**Work to do:** Copy the data below exactly.

Dataset entries on figures:

• • • • • • •

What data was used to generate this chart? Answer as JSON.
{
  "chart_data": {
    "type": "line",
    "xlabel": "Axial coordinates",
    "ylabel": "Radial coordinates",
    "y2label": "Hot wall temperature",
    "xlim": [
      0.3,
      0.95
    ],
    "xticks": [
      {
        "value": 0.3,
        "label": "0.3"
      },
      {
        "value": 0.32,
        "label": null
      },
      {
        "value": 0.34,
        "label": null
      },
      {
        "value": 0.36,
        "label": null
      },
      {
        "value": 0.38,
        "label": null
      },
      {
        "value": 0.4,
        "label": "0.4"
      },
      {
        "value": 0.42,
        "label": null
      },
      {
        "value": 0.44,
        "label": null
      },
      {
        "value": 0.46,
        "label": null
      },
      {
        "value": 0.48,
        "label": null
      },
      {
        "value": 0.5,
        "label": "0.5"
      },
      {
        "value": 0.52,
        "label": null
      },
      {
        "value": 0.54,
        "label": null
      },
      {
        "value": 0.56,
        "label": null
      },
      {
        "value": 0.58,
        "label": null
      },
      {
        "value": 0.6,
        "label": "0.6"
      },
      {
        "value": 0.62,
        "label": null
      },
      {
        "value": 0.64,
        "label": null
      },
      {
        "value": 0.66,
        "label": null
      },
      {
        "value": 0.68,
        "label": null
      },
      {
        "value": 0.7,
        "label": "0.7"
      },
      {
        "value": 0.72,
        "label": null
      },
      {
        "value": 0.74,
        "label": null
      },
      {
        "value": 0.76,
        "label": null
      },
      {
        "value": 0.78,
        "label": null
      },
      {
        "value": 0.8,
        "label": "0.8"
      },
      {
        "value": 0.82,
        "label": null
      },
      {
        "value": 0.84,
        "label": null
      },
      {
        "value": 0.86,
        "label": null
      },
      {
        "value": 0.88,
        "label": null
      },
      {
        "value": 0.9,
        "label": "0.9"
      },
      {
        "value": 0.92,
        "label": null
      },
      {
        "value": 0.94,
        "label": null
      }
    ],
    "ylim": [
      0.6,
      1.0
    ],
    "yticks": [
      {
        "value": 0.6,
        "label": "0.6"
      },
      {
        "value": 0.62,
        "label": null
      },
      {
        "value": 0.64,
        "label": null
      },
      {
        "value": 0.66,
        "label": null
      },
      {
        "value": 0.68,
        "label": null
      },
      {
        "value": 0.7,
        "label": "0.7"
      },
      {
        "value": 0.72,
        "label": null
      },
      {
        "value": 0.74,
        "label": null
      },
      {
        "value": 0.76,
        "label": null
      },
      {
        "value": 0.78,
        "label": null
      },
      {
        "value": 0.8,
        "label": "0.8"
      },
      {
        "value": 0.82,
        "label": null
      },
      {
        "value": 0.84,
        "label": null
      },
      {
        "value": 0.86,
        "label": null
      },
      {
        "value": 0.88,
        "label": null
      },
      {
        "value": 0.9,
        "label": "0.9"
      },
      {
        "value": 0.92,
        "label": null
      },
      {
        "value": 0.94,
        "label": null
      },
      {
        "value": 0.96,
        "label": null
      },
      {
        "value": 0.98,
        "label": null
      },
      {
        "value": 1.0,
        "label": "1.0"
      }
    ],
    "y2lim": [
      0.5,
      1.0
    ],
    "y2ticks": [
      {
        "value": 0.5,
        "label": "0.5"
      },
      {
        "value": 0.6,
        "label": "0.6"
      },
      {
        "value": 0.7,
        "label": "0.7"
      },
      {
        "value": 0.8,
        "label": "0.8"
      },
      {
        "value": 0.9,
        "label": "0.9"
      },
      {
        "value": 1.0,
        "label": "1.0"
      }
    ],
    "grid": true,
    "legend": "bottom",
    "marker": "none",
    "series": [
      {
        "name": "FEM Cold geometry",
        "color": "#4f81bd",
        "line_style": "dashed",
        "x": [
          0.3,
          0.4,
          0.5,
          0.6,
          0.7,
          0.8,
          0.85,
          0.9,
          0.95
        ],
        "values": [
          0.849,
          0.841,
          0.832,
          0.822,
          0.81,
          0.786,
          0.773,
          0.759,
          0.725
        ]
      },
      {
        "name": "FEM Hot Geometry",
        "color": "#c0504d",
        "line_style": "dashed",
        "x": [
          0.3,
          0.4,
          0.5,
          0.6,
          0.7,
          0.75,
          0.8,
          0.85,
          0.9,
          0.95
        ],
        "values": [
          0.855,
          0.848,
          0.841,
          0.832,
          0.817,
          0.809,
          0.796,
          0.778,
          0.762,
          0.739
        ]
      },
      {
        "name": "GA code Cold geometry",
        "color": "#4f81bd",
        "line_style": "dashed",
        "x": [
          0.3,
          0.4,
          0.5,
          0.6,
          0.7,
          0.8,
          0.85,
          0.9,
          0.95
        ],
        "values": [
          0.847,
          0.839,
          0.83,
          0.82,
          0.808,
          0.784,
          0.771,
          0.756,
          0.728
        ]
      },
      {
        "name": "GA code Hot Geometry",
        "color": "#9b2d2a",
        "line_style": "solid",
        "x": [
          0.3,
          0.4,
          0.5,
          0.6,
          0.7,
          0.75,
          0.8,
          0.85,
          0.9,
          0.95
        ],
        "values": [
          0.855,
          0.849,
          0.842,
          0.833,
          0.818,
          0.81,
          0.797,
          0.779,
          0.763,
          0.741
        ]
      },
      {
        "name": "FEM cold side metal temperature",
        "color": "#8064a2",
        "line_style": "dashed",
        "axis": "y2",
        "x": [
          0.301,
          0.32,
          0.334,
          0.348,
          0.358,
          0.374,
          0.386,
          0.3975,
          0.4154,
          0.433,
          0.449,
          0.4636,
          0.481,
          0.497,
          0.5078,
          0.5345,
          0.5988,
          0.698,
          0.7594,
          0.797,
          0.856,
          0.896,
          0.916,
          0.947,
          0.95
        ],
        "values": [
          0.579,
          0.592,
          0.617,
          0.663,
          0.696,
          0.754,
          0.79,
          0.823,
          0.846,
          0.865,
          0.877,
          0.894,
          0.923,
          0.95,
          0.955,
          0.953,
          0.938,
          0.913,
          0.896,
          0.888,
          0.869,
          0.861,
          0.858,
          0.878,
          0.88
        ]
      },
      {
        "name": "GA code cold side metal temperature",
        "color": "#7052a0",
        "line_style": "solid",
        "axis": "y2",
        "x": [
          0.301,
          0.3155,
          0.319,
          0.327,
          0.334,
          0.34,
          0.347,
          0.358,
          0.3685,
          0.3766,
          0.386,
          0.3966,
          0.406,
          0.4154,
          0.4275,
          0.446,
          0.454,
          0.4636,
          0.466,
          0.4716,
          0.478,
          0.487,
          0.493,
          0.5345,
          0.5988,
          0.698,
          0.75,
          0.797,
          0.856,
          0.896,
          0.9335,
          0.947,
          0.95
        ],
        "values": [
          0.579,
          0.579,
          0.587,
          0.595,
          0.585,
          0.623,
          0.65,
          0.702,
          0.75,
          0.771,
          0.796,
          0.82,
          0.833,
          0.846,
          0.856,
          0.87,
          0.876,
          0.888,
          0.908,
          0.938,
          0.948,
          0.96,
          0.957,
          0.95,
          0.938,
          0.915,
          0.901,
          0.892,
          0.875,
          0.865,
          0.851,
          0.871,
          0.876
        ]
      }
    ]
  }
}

• • • • • • •

**Exercise response:**
What data was used to generate this chart? Answer as JSON.
{
  "chart_data": {
    "type": "line",
    "xlabel": "Axial coordinates",
    "ylabel": "Radial coordinates",
    "y2label": "Hot wall temperature",
    "xlim": [
      0.3,
      0.95
    ],
    "xticks": [
      {
        "value": 0.3,
        "label": "0.3"
      },
      {
        "value": 0.32,
        "label": null
      },
      {
        "value": 0.34,
        "label": null
      },
      {
        "value": 0.36,
        "label": null
      },
      {
        "value": 0.38,
        "label": null
      },
      {
        "value": 0.4,
        "label": "0.4"
      },
      {
        "value": 0.42,
        "label": null
      },
      {
        "value": 0.44,
        "label": null
      },
      {
        "value": 0.46,
        "label": null
      },
      {
        "value": 0.48,
        "label": null
      },
      {
        "value": 0.5,
        "label": "0.5"
      },
      {
        "value": 0.52,
        "label": null
      },
      {
        "value": 0.54,
        "label": null
      },
      {
        "value": 0.56,
        "label": null
      },
      {
        "value": 0.58,
        "label": null
      },
      {
        "value": 0.6,
        "label": "0.6"
      },
      {
        "value": 0.62,
        "label": null
      },
      {
        "value": 0.64,
        "label": null
      },
      {
        "value": 0.66,
        "label": null
      },
      {
        "value": 0.68,
        "label": null
      },
      {
        "value": 0.7,
        "label": "0.7"
      },
      {
        "value": 0.72,
        "label": null
      },
      {
        "value": 0.74,
        "label": null
      },
      {
        "value": 0.76,
        "label": null
      },
      {
        "value": 0.78,
        "label": null
      },
      {
        "value": 0.8,
        "label": "0.8"
      },
      {
        "value": 0.82,
        "label": null
      },
      {
        "value": 0.84,
        "label": null
      },
      {
        "value": 0.86,
        "label": null
      },
      {
        "value": 0.88,
        "label": null
      },
      {
        "value": 0.9,
        "label": "0.9"
      },
      {
        "value": 0.92,
        "label": null
      },
      {
        "value": 0.94,
        "label": null
      }
    ],
    "ylim": [
      0.6,
      1.0
    ],
    "yticks": [
      {
        "value": 0.6,
        "label": "0.6"
      },
      {
        "value": 0.62,
        "label": null
      },
      {
        "value": 0.64,
        "label": null
      },
      {
        "value": 0.66,
        "label": null
      },
      {
        "value": 0.68,
        "label": null
      },
      {
        "value": 0.7,
        "label": "0.7"
      },
      {
        "value": 0.72,
        "label": null
      },
      {
        "value": 0.74,
        "label": null
      },
      {
        "value": 0.76,
        "label": null
      },
      {
        "value": 0.78,
        "label": null
      },
      {
        "value": 0.8,
        "label": "0.8"
      },
      {
        "value": 0.82,
        "label": null
      },
      {
        "value": 0.84,
        "label": null
      },
      {
        "value": 0.86,
        "label": null
      },
      {
        "value": 0.88,
        "label": null
      },
      {
        "value": 0.9,
        "label": "0.9"
      },
      {
        "value": 0.92,
        "label": null
      },
      {
        "value": 0.94,
        "label": null
      },
      {
        "value": 0.96,
        "label": null
      },
      {
        "value": 0.98,
        "label": null
      },
      {
        "value": 1.0,
        "label": "1.0"
      }
    ],
    "y2lim": [
      0.5,
      1.0
    ],
    "y2ticks": [
      {
        "value": 0.5,
        "label": "0.5"
      },
      {
        "value": 0.6,
        "label": "0.6"
      },
      {
        "value": 0.7,
        "label": "0.7"
      },
      {
        "value": 0.8,
        "label": "0.8"
      },
      {
        "value": 0.9,
        "label": "0.9"
      },
      {
        "value": 1.0,
        "label": "1.0"
      }
    ],
    "grid": true,
    "legend": "bottom",
    "marker": "none",
    "series": [
      {
        "name": "FEM Cold geometry",
        "color": "#4f81bd",
        "line_style": "dashed",
        "x": [
          0.3,
          0.4,
          0.5,
          0.6,
          0.7,
          0.8,
          0.85,
          0.9,
          0.95
        ],
        "values": [
          0.849,
          0.841,
          0.832,
          0.822,
          0.81,
          0.786,
          0.773,
          0.759,
          0.725
        ]
      },
      {
        "name": "FEM Hot Geometry",
        "color": "#c0504d",
        "line_style": "dashed",
        "x": [
          0.3,
          0.4,
          0.5,
          0.6,
          0.7,
          0.75,
          0.8,
          0.85,
          0.9,
          0.95
        ],
        "values": [
          0.855,
          0.848,
          0.841,
          0.832,
          0.817,
          0.809,
          0.796,
          0.778,
          0.762,
          0.739
        ]
      },
      {
        "name": "GA code Cold geometry",
        "color": "#4f81bd",
        "line_style": "dashed",
        "x": [
          0.3,
          0.4,
          0.5,
          0.6,
          0.7,
          0.8,
          0.85,
          0.9,
          0.95
        ],
        "values": [
          0.847,
          0.839,
          0.83,
          0.82,
          0.808,
          0.784,
          0.771,
          0.756,
          0.728
        ]
      },
      {
        "name": "GA code Hot Geometry",
        "color": "#9b2d2a",
        "line_style": "solid",
        "x": [
          0.3,
          0.4,
          0.5,
          0.6,
          0.7,
          0.75,
          0.8,
          0.85,
          0.9,
          0.95
        ],
        "values": [
          0.855,
          0.849,
          0.842,
          0.833,
          0.818,
          0.81,
          0.797,
          0.779,
          0.763,
          0.741
        ]
      },
      {
        "name": "FEM cold side metal temperature",
        "color": "#8064a2",
        "line_style": "dashed",
        "axis": "y2",
        "x": [
          0.301,
          0.32,
          0.334,
          0.348,
          0.358,
          0.374,
          0.386,
          0.3975,
          0.4154,
          0.433,
          0.449,
          0.4636,
          0.481,
          0.497,
          0.5078,
          0.5345,
          0.5988,
          0.698,
          0.7594,
          0.797,
          0.856,
          0.896,
          0.916,
          0.947,
          0.95
        ],
        "values": [
          0.579,
          0.592,
          0.617,
          0.663,
          0.696,
          0.754,
          0.79,
          0.823,
          0.846,
          0.865,
          0.877,
          0.894,
          0.923,
          0.95,
          0.955,
          0.953,
          0.938,
          0.913,
          0.896,
          0.888,
          0.869,
          0.861,
          0.858,
          0.878,
          0.88
        ]
      },
      {
        "name": "GA code cold side metal temperature",
        "color": "#7052a0",
        "line_style": "solid",
        "axis": "y2",
        "x": [
          0.301,
          0.3155,
          0.319,
          0.327,
          0.334,
          0.34,
          0.347,
          0.358,
          0.3685,
          0.3766,
          0.386,
          0.3966,
          0.406,
          0.4154,
          0.4275,
          0.446,
          0.454,
          0.4636,
          0.466,
          0.4716,
          0.478,
          0.487,
          0.493,
          0.5345,
          0.5988,
          0.698,
          0.75,
          0.797,
          0.856,
          0.896,
          0.9335,
          0.947,
          0.95
        ],
        "values": [
          0.579,
          0.579,
          0.587,
          0.595,
          0.585,
          0.623,
          0.65,
          0.702,
          0.75,
          0.771,
          0.796,
          0.82,
          0.833,
          0.846,
          0.856,
          0.87,
          0.876,
          0.888,
          0.908,
          0.938,
          0.948,
          0.96,
          0.957,
          0.95,
          0.938,
          0.915,
          0.901,
          0.892,
          0.875,
          0.865,
          0.851,
          0.871,
          0.876
        ]
      }
    ]
  }
}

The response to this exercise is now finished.